▶ _SET EXERCISE_
Could you write out the records below exactly as they appear, leaving out any pictures?

▶ _SUPPLIED DATA_
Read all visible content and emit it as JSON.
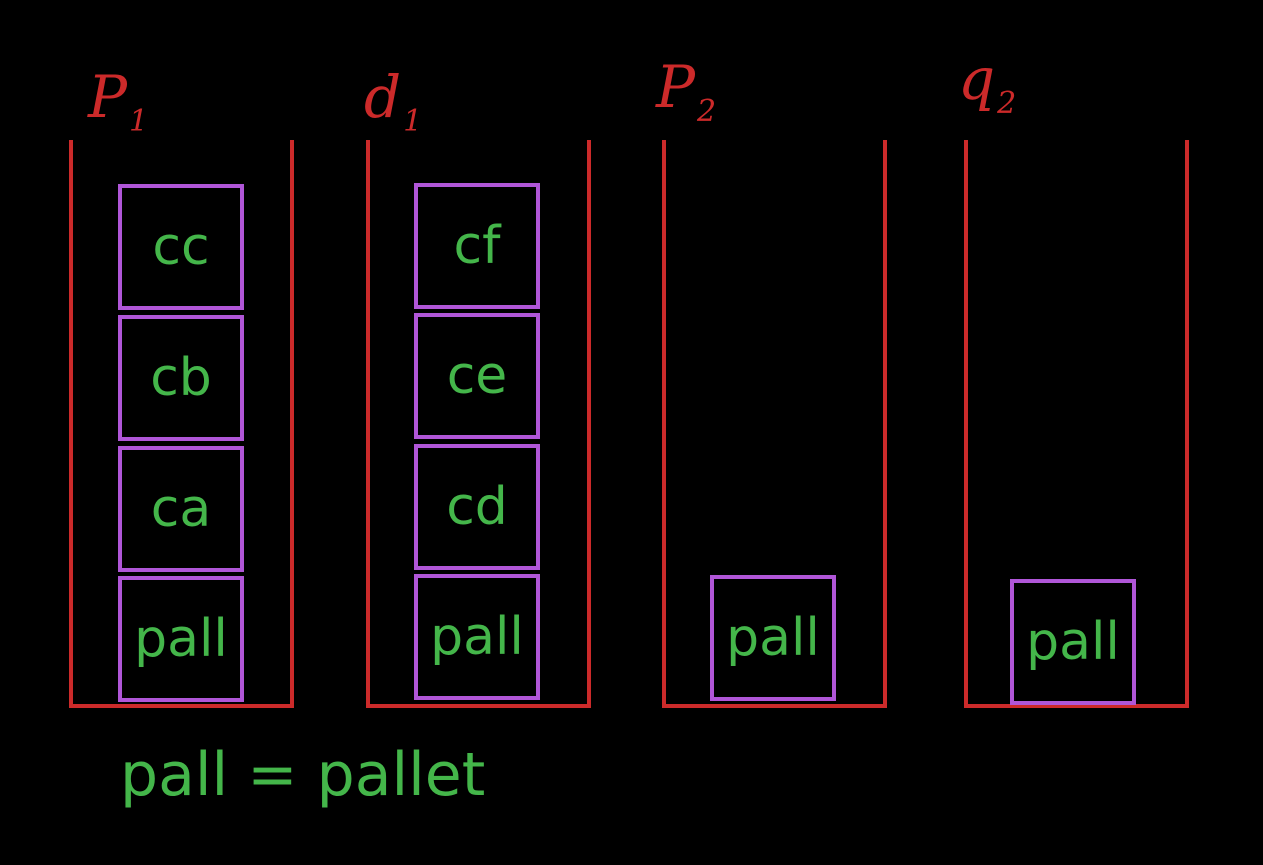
{
  "stacks": [
    {
      "title": "P",
      "sub": "1",
      "boxes": [
        "cc",
        "cb",
        "ca",
        "pall"
      ]
    },
    {
      "title": "d",
      "sub": "1",
      "boxes": [
        "cf",
        "ce",
        "cd",
        "pall"
      ]
    },
    {
      "title": "P",
      "sub": "2",
      "boxes": [
        "pall"
      ]
    },
    {
      "title": "q",
      "sub": "2",
      "boxes": [
        "pall"
      ]
    }
  ],
  "legend": "pall = pallet",
  "colors": {
    "container": "#cc2a2a",
    "box_border": "#b056d8",
    "box_text": "#44b64a",
    "background": "#000000"
  }
}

▶ _RESPONSE FOR THIS EXERCISE_
Read all visible content and emit it as JSON.
{
  "stacks": [
    {
      "title": "P",
      "sub": "1",
      "boxes": [
        "cc",
        "cb",
        "ca",
        "pall"
      ]
    },
    {
      "title": "d",
      "sub": "1",
      "boxes": [
        "cf",
        "ce",
        "cd",
        "pall"
      ]
    },
    {
      "title": "P",
      "sub": "2",
      "boxes": [
        "pall"
      ]
    },
    {
      "title": "q",
      "sub": "2",
      "boxes": [
        "pall"
      ]
    }
  ],
  "legend": "pall = pallet",
  "colors": {
    "container": "#cc2a2a",
    "box_border": "#b056d8",
    "box_text": "#44b64a",
    "background": "#000000"
  }
}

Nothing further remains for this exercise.